## Written task
Return each line holding the string "JSON".

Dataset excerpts
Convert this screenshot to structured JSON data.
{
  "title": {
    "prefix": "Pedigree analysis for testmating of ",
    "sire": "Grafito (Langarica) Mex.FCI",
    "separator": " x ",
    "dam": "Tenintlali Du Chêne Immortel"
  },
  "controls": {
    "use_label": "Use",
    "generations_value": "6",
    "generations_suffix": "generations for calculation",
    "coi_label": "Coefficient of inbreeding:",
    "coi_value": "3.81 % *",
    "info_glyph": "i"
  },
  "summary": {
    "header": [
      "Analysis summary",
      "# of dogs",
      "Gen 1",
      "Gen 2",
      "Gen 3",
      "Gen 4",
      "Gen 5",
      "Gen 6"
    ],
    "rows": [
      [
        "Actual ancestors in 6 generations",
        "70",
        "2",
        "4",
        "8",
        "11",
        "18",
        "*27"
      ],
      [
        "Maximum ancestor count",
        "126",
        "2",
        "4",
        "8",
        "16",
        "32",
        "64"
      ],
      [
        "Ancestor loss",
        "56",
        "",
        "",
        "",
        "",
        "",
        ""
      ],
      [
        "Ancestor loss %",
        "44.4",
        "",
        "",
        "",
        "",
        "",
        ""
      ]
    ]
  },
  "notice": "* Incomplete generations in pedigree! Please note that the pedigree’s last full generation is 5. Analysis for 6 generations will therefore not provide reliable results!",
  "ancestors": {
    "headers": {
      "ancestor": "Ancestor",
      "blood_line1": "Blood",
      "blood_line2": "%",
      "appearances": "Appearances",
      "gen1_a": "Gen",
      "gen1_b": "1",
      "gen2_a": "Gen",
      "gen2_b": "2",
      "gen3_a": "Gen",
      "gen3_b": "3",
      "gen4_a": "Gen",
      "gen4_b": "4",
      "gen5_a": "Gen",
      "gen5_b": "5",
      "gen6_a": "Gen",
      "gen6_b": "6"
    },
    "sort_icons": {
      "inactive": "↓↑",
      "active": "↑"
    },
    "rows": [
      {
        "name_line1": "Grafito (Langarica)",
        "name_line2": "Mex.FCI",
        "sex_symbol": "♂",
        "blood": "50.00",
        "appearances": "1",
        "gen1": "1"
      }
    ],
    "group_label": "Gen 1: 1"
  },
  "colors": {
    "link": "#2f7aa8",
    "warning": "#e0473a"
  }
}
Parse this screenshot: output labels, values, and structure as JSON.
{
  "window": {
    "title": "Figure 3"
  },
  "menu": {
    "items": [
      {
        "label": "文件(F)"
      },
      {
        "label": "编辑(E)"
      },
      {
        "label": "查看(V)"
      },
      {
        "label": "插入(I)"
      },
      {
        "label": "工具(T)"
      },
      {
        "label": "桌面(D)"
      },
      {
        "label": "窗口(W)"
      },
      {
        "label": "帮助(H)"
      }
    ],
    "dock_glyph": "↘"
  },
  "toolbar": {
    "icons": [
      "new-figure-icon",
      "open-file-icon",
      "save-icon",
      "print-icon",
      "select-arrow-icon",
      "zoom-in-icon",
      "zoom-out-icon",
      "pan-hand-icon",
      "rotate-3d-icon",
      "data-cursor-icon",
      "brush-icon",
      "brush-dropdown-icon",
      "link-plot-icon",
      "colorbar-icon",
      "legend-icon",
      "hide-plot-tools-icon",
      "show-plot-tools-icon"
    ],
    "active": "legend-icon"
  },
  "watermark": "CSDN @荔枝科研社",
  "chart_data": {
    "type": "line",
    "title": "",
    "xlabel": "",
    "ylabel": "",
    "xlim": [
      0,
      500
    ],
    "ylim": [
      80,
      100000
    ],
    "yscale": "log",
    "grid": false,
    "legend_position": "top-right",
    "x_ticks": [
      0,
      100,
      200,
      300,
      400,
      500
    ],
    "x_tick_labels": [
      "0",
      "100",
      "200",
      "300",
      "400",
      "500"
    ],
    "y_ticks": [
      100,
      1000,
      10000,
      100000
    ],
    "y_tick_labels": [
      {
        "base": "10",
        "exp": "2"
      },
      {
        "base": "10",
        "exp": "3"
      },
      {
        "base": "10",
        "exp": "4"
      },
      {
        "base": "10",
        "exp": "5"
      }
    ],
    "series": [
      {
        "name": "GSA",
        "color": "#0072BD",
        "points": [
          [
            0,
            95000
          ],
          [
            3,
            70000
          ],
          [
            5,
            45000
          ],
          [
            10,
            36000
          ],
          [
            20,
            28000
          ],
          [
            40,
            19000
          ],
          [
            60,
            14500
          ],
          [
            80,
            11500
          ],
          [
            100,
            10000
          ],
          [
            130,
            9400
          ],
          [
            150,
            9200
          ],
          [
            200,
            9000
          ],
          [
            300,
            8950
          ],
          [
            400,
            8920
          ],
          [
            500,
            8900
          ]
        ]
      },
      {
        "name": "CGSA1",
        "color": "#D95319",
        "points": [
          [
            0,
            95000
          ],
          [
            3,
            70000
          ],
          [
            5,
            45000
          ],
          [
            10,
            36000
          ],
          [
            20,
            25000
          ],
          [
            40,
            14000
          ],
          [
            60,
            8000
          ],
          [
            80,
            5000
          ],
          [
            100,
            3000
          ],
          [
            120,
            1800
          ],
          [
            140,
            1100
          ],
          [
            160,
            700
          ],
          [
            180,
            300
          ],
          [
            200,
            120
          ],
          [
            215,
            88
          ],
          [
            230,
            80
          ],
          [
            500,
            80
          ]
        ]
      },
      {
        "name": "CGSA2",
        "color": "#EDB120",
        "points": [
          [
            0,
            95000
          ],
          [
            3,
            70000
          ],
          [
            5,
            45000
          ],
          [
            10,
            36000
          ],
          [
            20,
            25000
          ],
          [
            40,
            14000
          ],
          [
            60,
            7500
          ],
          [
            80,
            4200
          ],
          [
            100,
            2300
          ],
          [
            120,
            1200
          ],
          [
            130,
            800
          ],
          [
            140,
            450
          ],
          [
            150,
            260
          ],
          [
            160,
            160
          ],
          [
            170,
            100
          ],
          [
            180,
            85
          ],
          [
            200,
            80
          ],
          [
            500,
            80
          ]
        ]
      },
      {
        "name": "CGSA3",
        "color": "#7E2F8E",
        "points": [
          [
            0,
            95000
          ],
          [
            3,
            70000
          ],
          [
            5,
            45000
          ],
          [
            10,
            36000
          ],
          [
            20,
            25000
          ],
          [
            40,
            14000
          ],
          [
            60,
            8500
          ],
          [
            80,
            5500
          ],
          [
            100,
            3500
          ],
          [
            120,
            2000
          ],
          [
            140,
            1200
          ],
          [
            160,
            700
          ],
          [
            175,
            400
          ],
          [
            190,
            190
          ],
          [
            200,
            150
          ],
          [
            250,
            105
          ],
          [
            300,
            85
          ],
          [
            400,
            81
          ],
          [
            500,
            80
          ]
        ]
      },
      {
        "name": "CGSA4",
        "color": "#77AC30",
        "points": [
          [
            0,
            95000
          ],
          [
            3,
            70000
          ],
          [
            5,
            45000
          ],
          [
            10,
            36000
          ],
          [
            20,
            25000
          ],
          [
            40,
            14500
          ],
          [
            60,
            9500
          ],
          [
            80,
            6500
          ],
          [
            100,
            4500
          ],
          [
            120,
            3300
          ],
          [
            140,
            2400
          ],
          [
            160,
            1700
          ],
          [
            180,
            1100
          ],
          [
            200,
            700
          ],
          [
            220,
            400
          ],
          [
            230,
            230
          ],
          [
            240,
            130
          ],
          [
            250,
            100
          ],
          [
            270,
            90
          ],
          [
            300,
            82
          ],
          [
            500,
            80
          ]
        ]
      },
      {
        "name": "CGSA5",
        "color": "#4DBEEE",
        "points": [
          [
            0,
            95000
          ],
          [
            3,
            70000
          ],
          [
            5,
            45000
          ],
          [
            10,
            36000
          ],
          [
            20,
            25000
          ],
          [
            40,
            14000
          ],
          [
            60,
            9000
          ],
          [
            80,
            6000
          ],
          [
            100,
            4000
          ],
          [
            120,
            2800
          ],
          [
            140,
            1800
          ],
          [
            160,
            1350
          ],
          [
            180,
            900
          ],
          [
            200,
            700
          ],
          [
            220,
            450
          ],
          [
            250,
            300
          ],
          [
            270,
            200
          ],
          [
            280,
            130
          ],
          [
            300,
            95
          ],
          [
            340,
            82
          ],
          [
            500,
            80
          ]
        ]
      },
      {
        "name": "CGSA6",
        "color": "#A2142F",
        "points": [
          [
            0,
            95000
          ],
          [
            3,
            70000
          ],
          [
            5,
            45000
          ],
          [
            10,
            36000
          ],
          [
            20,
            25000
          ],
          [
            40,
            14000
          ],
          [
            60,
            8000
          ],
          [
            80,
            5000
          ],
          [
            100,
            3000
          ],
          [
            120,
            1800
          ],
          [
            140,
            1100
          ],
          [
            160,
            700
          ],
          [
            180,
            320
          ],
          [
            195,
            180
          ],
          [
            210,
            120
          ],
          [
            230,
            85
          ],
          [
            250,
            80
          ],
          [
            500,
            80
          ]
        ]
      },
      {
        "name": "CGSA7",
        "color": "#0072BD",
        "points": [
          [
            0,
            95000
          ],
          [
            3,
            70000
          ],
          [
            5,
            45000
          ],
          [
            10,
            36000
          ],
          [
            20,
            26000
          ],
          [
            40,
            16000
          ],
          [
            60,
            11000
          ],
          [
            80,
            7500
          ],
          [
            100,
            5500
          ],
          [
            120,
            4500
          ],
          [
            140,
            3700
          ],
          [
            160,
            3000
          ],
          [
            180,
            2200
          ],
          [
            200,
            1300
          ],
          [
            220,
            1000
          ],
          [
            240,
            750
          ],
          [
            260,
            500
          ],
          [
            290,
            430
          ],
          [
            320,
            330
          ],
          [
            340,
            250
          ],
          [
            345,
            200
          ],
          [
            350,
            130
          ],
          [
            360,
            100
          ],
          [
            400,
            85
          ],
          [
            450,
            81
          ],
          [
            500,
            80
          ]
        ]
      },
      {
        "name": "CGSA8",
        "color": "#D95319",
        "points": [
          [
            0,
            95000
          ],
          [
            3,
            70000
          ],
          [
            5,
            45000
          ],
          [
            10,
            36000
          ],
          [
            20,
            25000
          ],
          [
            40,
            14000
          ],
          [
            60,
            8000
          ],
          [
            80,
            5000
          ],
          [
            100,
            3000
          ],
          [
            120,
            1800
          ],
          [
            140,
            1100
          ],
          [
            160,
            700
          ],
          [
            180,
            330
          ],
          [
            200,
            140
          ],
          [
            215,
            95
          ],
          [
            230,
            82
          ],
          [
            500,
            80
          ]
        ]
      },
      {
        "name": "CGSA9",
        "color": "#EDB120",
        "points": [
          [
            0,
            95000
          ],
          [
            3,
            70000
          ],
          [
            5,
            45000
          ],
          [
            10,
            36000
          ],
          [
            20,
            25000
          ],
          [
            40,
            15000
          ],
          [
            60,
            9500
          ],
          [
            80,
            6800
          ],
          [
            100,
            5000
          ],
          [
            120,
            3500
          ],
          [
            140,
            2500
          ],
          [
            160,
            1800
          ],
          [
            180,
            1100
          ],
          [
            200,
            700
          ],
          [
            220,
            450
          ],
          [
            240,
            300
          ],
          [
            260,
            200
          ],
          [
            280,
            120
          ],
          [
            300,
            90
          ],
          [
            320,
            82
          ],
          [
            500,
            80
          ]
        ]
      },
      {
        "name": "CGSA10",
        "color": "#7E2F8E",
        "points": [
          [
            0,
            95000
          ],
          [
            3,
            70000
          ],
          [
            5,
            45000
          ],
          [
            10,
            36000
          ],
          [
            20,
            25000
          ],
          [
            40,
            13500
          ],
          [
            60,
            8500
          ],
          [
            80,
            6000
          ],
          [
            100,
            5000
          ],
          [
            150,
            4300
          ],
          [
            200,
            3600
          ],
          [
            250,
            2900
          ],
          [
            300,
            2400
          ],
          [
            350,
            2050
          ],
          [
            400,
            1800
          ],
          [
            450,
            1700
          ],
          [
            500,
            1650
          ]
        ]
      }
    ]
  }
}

## Solution to the exercise
Convert this screenshot to structured JSON data.
Parse this screenshot: output labels, values, and structure as JSON.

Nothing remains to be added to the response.